▶ [Task goal] The listing below should be written out exactly; please include all of it.
-- Start Dataset rows --
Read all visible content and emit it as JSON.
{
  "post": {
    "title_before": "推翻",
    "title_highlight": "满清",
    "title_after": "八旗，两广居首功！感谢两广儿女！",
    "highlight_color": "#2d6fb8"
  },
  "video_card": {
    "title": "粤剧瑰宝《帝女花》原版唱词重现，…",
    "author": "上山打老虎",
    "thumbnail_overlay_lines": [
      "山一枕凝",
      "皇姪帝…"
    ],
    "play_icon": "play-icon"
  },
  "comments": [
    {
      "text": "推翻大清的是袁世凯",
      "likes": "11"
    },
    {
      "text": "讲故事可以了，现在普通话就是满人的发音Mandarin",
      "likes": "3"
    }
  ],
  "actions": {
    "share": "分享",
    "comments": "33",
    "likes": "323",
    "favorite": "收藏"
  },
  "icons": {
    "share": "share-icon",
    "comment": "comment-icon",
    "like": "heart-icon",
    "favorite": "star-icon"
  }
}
-- End Dataset rows --
▶ [Task response]
Read all visible content and emit it as JSON.
{
  "post": {
    "title_before": "推翻",
    "title_highlight": "满清",
    "title_after": "八旗，两广居首功！感谢两广儿女！",
    "highlight_color": "#2d6fb8"
  },
  "video_card": {
    "title": "粤剧瑰宝《帝女花》原版唱词重现，…",
    "author": "上山打老虎",
    "thumbnail_overlay_lines": [
      "山一枕凝",
      "皇姪帝…"
    ],
    "play_icon": "play-icon"
  },
  "comments": [
    {
      "text": "推翻大清的是袁世凯",
      "likes": "11"
    },
    {
      "text": "讲故事可以了，现在普通话就是满人的发音Mandarin",
      "likes": "3"
    }
  ],
  "actions": {
    "share": "分享",
    "comments": "33",
    "likes": "323",
    "favorite": "收藏"
  },
  "icons": {
    "share": "share-icon",
    "comment": "comment-icon",
    "like": "heart-icon",
    "favorite": "star-icon"
  }
}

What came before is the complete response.